Source data:

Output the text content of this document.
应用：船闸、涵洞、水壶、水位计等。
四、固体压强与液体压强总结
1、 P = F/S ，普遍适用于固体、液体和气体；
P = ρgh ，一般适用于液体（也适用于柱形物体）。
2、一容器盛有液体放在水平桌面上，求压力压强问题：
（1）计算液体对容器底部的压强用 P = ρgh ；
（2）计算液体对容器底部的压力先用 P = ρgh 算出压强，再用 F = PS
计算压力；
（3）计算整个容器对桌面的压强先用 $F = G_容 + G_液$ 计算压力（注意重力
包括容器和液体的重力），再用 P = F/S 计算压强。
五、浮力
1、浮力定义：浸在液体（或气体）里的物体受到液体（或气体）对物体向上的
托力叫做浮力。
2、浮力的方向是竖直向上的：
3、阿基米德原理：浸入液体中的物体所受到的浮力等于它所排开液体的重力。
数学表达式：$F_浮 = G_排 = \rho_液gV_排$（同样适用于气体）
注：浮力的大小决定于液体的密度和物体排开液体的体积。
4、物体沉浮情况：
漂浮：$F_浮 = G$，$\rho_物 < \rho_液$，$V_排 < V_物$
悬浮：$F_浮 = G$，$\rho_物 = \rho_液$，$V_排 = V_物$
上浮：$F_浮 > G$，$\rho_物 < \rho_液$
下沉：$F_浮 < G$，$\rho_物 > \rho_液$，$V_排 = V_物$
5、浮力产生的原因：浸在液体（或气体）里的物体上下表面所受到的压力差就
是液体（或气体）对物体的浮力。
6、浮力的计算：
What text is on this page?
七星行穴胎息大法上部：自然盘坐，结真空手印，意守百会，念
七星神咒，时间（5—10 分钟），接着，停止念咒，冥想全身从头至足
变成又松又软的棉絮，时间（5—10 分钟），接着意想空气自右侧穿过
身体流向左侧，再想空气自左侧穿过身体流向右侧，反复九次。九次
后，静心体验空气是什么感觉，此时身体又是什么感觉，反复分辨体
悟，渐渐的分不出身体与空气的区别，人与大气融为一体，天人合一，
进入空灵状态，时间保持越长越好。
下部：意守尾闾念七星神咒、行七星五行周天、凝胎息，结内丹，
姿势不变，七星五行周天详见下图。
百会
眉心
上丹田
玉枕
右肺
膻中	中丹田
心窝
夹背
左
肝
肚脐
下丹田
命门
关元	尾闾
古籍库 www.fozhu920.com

Aim of the task: Extract all of the data shown above and repeat it verbatim.

Result for this task:
Output the text content of this document.
应用：船闸、涵洞、水壶、水位计等。
四、固体压强与液体压强总结
1、 P = F/S ，普遍适用于固体、液体和气体；
P = ρgh ，一般适用于液体（也适用于柱形物体）。
2、一容器盛有液体放在水平桌面上，求压力压强问题：
（1）计算液体对容器底部的压强用 P = ρgh ；
（2）计算液体对容器底部的压力先用 P = ρgh 算出压强，再用 F = PS
计算压力；
（3）计算整个容器对桌面的压强先用 $F = G_容 + G_液$ 计算压力（注意重力
包括容器和液体的重力），再用 P = F/S 计算压强。
五、浮力
1、浮力定义：浸在液体（或气体）里的物体受到液体（或气体）对物体向上的
托力叫做浮力。
2、浮力的方向是竖直向上的：
3、阿基米德原理：浸入液体中的物体所受到的浮力等于它所排开液体的重力。
数学表达式：$F_浮 = G_排 = \rho_液gV_排$（同样适用于气体）
注：浮力的大小决定于液体的密度和物体排开液体的体积。
4、物体沉浮情况：
漂浮：$F_浮 = G$，$\rho_物 < \rho_液$，$V_排 < V_物$
悬浮：$F_浮 = G$，$\rho_物 = \rho_液$，$V_排 = V_物$
上浮：$F_浮 > G$，$\rho_物 < \rho_液$
下沉：$F_浮 < G$，$\rho_物 > \rho_液$，$V_排 = V_物$
5、浮力产生的原因：浸在液体（或气体）里的物体上下表面所受到的压力差就
是液体（或气体）对物体的浮力。
6、浮力的计算：
What text is on this page?
七星行穴胎息大法上部：自然盘坐，结真空手印，意守百会，念
七星神咒，时间（5—10 分钟），接着，停止念咒，冥想全身从头至足
变成又松又软的棉絮，时间（5—10 分钟），接着意想空气自右侧穿过
身体流向左侧，再想空气自左侧穿过身体流向右侧，反复九次。九次
后，静心体验空气是什么感觉，此时身体又是什么感觉，反复分辨体
悟，渐渐的分不出身体与空气的区别，人与大气融为一体，天人合一，
进入空灵状态，时间保持越长越好。
下部：意守尾闾念七星神咒、行七星五行周天、凝胎息，结内丹，
姿势不变，七星五行周天详见下图。
百会
眉心
上丹田
玉枕
右肺
膻中	中丹田
心窝
夹背
左
肝
肚脐
下丹田
命门
关元	尾闾
古籍库 www.fozhu920.com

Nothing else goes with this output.